→ INFORMATION PROVIDED

— begin —

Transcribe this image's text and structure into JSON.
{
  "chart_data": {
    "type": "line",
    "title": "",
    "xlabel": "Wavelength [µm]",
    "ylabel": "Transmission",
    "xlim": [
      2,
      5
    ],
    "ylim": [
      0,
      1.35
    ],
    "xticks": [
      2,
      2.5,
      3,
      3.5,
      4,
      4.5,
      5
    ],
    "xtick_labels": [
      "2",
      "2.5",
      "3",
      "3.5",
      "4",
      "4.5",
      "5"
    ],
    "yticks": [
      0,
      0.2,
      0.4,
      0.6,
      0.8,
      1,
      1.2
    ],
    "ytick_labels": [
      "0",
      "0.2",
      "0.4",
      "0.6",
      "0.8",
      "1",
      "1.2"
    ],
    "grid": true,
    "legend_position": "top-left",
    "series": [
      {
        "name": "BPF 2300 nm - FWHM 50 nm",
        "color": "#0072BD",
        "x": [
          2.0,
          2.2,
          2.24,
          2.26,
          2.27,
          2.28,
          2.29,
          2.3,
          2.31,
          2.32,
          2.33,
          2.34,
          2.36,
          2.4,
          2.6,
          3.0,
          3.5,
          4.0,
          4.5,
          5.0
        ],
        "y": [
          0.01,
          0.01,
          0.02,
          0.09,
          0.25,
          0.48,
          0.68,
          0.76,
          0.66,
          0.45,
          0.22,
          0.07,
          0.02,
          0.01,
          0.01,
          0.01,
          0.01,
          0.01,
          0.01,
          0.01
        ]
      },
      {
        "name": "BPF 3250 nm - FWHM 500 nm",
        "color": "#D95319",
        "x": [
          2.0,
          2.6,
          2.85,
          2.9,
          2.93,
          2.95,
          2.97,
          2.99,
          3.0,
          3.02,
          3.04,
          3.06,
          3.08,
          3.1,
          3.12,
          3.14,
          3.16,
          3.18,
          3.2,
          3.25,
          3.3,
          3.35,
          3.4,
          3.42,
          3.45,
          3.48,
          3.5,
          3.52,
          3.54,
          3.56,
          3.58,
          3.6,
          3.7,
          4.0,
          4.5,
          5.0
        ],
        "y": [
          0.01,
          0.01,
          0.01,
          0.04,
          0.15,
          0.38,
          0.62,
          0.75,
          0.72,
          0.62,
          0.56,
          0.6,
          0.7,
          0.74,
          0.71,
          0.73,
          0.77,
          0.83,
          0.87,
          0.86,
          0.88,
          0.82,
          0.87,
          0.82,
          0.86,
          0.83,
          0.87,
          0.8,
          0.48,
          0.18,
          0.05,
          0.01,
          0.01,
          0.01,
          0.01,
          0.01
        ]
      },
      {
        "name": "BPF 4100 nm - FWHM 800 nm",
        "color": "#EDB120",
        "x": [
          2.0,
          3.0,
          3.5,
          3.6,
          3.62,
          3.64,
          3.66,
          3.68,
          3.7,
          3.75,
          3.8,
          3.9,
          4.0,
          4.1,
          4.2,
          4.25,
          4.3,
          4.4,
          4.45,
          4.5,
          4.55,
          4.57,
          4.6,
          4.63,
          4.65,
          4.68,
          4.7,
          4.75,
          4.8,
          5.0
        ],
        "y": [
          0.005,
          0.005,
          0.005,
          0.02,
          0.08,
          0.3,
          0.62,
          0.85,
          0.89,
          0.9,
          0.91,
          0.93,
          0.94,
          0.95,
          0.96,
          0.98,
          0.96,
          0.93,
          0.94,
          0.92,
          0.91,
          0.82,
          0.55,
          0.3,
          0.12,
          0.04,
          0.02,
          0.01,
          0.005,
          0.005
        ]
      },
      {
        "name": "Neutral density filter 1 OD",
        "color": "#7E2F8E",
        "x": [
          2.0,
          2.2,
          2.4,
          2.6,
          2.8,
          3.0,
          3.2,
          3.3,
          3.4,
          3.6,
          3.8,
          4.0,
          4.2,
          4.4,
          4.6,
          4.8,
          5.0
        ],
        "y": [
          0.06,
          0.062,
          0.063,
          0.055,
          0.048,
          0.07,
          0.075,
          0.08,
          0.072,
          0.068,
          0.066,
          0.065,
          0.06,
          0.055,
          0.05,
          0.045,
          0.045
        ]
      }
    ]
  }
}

— end —

Report how many lines of the listing hold the string "FWHM", giving only the number.

3